◆ Exercise requirements: Reproduce the records verbatim, starting at their first line and stopping after the line that contains "bar[interactable] [509,318,541,452]".

>> begin Exercise inputs

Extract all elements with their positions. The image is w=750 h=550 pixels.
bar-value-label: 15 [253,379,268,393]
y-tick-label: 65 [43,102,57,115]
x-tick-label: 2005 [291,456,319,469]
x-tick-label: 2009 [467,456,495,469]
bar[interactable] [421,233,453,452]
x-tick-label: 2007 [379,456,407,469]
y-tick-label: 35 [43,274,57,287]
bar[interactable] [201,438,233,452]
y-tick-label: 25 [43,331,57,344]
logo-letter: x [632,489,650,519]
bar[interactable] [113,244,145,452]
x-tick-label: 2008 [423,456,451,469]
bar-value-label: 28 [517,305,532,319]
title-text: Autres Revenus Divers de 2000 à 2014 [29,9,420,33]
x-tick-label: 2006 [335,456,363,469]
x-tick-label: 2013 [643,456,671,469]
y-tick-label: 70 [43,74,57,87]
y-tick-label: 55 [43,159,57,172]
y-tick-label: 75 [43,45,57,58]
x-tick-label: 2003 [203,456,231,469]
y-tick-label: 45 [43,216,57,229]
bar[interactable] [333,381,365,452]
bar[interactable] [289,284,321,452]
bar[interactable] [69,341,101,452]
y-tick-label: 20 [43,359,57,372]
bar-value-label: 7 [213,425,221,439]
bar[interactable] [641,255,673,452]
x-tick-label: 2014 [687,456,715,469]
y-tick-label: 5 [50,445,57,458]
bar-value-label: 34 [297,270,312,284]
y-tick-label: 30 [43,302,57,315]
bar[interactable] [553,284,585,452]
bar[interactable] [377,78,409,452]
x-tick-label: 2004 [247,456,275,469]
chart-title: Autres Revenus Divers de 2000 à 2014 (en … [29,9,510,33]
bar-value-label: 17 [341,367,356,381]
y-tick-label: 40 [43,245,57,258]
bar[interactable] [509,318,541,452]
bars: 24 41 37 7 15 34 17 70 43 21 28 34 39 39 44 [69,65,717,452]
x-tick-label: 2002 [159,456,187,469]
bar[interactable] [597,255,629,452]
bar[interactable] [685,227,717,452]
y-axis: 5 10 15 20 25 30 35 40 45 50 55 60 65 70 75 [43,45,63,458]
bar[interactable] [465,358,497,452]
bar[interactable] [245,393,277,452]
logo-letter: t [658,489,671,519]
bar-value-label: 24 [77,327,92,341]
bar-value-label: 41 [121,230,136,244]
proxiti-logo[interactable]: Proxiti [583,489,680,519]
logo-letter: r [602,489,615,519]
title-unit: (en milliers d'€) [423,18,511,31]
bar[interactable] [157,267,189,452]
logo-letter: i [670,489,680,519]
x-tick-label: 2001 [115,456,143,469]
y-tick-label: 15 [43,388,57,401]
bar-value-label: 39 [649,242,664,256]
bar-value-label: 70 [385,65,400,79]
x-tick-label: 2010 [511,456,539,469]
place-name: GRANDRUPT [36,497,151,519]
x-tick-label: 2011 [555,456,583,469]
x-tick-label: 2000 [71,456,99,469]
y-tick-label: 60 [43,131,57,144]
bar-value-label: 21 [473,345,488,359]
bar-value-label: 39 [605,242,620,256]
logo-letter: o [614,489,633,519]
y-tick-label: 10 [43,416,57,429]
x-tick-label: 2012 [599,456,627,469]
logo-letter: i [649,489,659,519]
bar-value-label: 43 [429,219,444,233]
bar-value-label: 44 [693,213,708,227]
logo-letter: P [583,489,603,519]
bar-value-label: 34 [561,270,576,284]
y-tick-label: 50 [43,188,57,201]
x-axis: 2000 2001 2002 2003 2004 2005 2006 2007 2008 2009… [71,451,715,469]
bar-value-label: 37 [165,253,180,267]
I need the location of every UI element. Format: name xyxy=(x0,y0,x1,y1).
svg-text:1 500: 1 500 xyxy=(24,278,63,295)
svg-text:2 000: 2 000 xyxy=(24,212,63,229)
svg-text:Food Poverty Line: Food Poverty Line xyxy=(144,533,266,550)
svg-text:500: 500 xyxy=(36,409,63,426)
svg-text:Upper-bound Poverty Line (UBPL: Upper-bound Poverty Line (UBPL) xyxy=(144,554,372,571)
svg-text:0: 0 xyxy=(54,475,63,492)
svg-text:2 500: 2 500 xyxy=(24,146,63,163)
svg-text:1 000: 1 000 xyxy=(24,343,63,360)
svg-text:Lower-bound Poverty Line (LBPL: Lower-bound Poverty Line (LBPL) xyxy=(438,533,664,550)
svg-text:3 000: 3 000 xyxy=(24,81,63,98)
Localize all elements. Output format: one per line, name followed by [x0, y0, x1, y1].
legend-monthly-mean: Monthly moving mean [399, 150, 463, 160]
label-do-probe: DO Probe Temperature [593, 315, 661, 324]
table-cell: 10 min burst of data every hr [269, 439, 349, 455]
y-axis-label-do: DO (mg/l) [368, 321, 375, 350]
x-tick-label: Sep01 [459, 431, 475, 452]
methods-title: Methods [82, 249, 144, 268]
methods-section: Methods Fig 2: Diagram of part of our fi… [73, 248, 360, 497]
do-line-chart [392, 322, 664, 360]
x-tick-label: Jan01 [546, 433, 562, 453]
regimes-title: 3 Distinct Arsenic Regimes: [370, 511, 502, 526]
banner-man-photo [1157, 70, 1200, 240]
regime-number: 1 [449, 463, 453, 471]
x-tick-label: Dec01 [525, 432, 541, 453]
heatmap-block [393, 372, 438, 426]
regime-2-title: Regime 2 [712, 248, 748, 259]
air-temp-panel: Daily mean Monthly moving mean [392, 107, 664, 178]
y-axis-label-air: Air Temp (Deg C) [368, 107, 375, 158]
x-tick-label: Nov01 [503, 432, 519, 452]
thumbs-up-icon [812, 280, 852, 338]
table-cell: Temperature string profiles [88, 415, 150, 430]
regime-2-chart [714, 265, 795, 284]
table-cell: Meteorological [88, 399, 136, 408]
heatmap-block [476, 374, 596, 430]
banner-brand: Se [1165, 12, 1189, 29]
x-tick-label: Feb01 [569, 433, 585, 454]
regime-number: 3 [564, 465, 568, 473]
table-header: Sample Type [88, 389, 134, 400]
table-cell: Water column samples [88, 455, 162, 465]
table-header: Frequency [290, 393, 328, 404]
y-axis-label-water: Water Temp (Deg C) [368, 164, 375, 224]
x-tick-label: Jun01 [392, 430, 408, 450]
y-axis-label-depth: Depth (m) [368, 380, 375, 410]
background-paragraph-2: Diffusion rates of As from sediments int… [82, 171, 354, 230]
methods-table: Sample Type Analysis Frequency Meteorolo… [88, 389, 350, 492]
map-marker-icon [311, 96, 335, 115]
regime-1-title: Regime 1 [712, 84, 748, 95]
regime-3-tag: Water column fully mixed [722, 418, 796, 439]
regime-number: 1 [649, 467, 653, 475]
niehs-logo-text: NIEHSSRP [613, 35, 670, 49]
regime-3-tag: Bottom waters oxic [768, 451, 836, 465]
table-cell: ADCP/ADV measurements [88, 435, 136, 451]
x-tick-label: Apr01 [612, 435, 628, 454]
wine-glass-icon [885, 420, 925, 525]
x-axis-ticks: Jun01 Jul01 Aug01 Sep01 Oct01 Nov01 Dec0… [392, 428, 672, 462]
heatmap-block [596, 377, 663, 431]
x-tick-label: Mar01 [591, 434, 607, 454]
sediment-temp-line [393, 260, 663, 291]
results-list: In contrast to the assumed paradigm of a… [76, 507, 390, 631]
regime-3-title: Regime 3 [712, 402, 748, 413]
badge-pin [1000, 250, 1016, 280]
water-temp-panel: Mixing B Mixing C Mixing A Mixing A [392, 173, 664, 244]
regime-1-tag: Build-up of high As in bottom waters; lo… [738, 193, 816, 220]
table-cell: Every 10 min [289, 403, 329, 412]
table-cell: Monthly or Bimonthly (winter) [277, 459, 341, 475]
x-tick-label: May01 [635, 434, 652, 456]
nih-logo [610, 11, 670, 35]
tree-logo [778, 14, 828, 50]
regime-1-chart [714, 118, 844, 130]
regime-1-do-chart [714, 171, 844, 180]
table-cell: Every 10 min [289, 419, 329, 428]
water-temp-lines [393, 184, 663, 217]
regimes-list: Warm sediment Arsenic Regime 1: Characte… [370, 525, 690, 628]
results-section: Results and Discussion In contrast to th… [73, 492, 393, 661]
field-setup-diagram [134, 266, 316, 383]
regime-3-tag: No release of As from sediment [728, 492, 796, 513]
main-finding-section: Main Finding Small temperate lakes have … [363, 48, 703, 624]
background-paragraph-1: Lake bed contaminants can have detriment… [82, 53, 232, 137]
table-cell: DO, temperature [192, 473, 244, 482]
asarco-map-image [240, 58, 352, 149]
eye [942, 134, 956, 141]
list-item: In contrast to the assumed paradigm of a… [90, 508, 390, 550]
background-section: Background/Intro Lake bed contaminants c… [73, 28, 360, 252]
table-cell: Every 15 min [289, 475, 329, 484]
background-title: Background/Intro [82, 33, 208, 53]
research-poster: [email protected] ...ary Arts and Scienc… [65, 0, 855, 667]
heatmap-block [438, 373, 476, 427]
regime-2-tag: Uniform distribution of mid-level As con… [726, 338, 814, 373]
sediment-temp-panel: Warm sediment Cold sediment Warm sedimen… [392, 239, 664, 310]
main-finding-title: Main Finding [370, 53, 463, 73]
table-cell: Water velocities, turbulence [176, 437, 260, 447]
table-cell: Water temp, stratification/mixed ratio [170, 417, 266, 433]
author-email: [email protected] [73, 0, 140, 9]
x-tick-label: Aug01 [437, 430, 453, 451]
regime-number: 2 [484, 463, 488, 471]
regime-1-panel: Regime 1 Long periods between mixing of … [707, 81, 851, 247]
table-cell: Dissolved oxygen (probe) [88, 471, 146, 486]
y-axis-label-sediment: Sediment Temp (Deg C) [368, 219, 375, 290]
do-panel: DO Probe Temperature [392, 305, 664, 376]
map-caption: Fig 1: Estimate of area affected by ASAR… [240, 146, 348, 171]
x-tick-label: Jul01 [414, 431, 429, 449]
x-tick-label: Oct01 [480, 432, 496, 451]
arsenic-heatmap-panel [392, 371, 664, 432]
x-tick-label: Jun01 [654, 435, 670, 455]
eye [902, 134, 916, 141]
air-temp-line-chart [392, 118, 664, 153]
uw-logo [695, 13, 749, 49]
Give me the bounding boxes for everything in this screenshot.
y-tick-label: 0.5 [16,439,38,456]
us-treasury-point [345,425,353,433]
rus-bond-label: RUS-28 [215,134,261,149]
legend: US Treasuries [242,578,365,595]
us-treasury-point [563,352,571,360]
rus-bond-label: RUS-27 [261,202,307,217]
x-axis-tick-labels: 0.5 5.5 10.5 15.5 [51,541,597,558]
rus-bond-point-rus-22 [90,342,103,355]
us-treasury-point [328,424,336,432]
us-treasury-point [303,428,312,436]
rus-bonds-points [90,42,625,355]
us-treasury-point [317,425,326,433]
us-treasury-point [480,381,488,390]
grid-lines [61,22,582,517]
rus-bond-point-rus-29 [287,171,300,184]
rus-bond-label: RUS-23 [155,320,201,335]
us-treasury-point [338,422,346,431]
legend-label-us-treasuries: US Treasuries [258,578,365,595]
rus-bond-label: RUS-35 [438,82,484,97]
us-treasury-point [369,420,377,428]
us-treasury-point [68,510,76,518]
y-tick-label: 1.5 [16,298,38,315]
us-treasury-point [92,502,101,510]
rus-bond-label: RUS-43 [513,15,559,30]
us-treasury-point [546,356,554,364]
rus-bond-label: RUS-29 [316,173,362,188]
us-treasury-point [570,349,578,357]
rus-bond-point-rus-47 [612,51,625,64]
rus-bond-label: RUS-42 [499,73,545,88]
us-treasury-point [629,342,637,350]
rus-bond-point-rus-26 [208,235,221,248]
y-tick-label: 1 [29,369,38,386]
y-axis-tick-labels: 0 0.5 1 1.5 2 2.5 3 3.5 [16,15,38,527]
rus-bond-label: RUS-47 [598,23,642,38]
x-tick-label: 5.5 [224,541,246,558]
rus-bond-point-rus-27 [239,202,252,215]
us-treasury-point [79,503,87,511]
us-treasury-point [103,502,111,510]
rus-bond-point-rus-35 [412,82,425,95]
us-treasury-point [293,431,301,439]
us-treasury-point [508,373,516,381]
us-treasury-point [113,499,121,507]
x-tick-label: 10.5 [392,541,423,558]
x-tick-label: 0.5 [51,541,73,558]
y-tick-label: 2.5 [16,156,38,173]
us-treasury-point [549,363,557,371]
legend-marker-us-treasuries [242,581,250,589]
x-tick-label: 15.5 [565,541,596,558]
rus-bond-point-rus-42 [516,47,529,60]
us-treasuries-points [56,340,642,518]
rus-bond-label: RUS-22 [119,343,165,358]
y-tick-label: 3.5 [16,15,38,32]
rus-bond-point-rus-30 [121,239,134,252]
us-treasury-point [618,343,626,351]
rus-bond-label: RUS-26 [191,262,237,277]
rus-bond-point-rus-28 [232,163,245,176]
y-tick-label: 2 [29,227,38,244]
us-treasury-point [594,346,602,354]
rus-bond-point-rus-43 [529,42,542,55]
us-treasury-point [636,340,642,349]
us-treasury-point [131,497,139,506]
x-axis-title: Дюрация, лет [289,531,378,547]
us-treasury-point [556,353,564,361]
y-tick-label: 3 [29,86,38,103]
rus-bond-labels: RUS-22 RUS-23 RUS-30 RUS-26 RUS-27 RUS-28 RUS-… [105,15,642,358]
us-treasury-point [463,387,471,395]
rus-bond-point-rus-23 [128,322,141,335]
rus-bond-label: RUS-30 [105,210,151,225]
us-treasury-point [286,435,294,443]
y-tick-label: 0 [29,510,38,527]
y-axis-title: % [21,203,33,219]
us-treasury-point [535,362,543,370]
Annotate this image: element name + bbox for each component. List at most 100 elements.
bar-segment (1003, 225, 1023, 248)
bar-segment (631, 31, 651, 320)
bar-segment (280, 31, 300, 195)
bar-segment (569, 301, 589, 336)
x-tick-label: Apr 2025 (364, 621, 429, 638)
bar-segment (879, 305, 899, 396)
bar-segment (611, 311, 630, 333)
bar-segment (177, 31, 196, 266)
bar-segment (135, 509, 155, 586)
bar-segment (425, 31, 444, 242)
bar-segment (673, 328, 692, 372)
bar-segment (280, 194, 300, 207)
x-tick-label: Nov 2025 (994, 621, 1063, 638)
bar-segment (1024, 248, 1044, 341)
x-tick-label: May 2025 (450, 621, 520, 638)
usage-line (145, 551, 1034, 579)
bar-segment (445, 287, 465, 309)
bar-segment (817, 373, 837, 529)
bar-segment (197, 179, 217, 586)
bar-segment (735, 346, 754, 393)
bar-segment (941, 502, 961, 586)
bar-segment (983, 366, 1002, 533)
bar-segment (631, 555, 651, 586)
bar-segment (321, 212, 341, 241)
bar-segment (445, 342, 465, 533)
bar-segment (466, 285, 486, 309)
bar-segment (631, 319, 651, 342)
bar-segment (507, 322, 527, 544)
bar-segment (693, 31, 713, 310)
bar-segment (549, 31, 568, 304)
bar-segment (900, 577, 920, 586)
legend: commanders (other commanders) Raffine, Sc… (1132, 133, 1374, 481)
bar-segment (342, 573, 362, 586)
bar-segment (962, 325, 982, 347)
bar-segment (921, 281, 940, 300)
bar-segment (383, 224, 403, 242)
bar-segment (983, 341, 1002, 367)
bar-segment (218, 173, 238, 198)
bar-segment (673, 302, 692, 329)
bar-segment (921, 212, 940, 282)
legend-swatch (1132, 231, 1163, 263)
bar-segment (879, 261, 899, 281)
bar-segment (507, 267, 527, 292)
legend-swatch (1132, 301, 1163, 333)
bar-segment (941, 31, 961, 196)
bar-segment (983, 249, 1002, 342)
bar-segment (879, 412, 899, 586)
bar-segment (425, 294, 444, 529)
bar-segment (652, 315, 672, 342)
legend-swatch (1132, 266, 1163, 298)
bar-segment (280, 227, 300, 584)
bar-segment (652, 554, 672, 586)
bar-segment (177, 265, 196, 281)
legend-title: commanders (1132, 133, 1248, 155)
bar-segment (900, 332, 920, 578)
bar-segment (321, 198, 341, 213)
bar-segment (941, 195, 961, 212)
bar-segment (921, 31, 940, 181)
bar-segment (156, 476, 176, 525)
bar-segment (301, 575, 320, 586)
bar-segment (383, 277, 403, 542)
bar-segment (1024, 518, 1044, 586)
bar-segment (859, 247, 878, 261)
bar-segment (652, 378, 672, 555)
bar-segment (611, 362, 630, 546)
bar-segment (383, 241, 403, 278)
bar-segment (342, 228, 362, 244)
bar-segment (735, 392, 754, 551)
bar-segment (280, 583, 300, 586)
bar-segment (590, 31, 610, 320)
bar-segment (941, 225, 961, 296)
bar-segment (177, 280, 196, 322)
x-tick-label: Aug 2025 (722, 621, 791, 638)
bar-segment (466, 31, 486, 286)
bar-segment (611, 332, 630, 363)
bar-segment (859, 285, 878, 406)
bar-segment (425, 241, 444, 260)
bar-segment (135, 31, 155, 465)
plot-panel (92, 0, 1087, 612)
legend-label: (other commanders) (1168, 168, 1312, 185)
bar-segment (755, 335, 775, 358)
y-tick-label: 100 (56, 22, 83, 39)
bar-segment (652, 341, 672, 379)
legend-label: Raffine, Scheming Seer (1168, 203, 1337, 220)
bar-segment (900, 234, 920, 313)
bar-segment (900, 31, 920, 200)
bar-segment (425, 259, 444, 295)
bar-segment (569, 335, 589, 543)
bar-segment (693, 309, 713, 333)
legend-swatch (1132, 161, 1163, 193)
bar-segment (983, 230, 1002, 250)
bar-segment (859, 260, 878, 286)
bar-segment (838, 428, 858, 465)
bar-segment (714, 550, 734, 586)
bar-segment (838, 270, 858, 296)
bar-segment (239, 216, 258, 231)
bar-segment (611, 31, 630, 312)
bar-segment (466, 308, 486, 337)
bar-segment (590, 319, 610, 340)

>> end Exercise inputs

◆ Output:
Extract all elements with their positions. The image is w=750 h=550 pixels.
bar-value-label: 15 [253,379,268,393]
y-tick-label: 65 [43,102,57,115]
x-tick-label: 2005 [291,456,319,469]
x-tick-label: 2009 [467,456,495,469]
bar[interactable] [421,233,453,452]
x-tick-label: 2007 [379,456,407,469]
y-tick-label: 35 [43,274,57,287]
bar[interactable] [201,438,233,452]
y-tick-label: 25 [43,331,57,344]
logo-letter: x [632,489,650,519]
bar[interactable] [113,244,145,452]
x-tick-label: 2008 [423,456,451,469]
bar-value-label: 28 [517,305,532,319]
title-text: Autres Revenus Divers de 2000 à 2014 [29,9,420,33]
x-tick-label: 2006 [335,456,363,469]
x-tick-label: 2013 [643,456,671,469]
y-tick-label: 70 [43,74,57,87]
y-tick-label: 55 [43,159,57,172]
y-tick-label: 75 [43,45,57,58]
x-tick-label: 2003 [203,456,231,469]
y-tick-label: 45 [43,216,57,229]
bar[interactable] [333,381,365,452]
bar[interactable] [289,284,321,452]
bar[interactable] [69,341,101,452]
y-tick-label: 20 [43,359,57,372]
bar-value-label: 7 [213,425,221,439]
bar[interactable] [641,255,673,452]
x-tick-label: 2014 [687,456,715,469]
y-tick-label: 5 [50,445,57,458]
bar-value-label: 34 [297,270,312,284]
y-tick-label: 30 [43,302,57,315]
bar[interactable] [553,284,585,452]
bar[interactable] [377,78,409,452]
x-tick-label: 2004 [247,456,275,469]
chart-title: Autres Revenus Divers de 2000 à 2014 (en … [29,9,510,33]
bar-value-label: 17 [341,367,356,381]
y-tick-label: 40 [43,245,57,258]
bar[interactable] [509,318,541,452]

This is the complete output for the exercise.